[Rows from a figure dataset]

************

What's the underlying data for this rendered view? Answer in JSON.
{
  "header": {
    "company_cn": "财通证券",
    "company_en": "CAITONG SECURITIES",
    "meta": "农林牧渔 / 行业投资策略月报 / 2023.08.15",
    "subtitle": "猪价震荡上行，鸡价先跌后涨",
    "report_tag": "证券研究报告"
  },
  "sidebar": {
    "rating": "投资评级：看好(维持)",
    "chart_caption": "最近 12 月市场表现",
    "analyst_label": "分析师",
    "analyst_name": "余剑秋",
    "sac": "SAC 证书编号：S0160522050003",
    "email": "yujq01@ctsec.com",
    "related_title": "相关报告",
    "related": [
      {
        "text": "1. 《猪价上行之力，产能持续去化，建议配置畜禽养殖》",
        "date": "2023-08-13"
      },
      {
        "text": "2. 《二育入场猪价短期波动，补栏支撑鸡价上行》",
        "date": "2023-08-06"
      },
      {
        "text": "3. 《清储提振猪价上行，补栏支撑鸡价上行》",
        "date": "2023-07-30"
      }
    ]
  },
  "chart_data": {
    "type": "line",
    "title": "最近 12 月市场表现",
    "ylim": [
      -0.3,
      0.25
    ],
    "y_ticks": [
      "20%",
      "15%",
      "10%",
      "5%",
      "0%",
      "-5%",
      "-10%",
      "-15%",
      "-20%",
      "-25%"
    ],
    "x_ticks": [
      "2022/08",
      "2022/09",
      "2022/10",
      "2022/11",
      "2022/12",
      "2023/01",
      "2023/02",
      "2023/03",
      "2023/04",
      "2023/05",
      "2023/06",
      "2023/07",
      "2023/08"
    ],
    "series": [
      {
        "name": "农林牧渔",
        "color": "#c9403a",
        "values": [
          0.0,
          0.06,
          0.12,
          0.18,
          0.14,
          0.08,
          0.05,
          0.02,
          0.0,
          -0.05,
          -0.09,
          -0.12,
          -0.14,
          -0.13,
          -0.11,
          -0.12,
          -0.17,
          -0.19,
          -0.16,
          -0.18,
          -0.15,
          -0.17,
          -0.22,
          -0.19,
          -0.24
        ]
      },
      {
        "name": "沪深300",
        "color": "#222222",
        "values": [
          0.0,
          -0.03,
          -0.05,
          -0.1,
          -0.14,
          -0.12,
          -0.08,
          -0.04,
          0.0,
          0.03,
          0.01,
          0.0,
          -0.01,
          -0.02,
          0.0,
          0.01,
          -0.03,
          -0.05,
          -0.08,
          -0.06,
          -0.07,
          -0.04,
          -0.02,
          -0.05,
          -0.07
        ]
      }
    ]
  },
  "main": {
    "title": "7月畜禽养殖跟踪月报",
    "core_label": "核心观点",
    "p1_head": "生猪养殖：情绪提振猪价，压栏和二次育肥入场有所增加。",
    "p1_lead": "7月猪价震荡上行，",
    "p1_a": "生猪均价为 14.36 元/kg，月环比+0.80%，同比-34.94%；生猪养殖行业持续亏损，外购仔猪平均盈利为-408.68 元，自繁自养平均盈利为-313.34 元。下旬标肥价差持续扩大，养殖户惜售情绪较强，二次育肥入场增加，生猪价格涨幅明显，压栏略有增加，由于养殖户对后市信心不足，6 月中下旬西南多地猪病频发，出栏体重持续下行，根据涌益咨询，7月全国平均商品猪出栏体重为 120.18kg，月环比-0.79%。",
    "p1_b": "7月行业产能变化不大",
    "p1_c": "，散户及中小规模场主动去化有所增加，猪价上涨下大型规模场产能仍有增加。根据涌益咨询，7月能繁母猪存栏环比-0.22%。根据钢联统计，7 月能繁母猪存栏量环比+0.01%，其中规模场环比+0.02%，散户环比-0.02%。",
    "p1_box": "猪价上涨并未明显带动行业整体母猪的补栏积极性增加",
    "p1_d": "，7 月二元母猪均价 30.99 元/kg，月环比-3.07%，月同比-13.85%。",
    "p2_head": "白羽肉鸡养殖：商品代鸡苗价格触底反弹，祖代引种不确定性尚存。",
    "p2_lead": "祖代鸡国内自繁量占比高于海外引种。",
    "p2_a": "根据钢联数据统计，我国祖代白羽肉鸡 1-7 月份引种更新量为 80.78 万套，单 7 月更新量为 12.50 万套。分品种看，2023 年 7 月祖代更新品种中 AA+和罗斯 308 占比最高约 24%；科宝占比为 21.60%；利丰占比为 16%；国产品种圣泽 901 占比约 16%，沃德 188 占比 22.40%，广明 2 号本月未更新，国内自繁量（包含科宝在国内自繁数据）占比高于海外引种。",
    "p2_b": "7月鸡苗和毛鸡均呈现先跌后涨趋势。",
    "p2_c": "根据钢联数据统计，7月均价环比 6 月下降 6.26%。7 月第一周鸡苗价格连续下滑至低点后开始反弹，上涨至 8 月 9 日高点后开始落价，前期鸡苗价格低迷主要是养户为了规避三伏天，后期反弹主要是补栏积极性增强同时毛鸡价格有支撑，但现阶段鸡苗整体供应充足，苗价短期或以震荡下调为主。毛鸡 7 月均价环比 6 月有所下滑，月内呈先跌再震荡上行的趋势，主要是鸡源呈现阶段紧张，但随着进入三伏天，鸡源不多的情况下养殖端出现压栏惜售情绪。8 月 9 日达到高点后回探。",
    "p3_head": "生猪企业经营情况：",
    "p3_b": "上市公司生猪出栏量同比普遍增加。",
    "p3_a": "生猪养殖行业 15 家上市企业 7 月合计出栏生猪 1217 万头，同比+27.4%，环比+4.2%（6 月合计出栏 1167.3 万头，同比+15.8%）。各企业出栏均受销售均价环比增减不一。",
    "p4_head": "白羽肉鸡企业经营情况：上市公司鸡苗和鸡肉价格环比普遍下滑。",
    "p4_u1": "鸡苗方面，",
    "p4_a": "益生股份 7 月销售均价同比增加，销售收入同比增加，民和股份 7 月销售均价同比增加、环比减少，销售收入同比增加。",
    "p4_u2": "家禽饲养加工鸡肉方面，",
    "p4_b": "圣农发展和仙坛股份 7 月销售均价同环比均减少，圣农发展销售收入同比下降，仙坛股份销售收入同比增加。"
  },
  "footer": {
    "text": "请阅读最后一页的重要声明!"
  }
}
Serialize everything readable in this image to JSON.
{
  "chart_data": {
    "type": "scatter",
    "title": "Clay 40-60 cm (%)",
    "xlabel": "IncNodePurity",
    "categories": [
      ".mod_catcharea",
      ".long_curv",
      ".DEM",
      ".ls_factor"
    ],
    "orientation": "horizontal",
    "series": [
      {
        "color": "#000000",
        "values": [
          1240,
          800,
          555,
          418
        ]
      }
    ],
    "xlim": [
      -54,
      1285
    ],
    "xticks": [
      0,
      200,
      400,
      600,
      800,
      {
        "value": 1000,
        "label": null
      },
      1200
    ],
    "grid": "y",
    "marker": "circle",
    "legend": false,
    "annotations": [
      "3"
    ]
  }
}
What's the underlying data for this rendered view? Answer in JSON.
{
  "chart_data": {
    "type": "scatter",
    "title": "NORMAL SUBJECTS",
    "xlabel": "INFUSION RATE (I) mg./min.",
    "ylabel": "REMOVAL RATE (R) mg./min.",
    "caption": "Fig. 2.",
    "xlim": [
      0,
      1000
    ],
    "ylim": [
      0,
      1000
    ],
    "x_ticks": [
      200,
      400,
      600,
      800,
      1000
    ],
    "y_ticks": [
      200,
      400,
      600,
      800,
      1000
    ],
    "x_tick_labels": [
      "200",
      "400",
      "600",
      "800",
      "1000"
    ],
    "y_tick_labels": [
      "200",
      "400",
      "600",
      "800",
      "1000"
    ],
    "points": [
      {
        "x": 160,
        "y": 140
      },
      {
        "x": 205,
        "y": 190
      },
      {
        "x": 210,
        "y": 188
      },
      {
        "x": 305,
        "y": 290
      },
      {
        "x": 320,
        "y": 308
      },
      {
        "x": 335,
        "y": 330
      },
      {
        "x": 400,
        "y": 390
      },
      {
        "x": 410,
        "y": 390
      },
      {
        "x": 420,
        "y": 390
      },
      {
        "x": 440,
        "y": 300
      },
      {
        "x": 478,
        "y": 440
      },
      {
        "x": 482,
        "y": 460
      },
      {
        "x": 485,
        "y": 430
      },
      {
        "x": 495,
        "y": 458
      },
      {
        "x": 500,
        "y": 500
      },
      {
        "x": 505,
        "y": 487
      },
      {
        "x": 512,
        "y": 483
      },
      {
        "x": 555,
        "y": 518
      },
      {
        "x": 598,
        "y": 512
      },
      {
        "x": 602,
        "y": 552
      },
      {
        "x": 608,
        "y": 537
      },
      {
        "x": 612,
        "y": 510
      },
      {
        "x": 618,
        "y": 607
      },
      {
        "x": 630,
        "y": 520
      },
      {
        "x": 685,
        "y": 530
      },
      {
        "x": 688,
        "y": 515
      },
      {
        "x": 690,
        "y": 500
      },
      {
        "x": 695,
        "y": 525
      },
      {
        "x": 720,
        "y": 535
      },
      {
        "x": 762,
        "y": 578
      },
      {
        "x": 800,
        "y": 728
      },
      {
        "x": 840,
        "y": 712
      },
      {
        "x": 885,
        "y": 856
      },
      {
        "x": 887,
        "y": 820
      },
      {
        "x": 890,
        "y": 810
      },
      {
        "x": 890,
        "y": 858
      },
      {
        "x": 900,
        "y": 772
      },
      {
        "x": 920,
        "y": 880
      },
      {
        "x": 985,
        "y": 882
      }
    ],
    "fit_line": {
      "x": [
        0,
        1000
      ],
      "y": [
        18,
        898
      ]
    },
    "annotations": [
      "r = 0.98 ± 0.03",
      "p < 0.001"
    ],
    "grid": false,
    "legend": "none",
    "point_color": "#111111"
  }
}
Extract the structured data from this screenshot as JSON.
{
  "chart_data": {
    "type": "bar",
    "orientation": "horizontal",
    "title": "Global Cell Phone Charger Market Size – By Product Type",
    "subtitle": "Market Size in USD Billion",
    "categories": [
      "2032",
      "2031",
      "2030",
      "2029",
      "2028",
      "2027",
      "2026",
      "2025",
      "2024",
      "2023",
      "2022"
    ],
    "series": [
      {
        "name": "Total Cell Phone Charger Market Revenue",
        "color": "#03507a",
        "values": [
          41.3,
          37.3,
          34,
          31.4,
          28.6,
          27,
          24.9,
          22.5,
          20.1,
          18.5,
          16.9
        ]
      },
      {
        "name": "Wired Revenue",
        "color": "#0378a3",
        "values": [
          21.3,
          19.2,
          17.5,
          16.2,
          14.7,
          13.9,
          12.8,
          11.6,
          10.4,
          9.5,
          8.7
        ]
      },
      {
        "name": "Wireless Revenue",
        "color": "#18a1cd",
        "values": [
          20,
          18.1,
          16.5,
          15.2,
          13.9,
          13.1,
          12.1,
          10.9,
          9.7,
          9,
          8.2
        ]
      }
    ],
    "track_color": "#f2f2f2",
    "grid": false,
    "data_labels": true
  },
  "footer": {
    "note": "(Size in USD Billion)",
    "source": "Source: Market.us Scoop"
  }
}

************

In the entries above, find each line with the word "JSON" and show it.

### FULL SOLUTION
What's the underlying data for this rendered view? Answer in JSON.
Serialize everything readable in this image to JSON.
What's the underlying data for this rendered view? Answer in JSON.
Extract the structured data from this screenshot as JSON.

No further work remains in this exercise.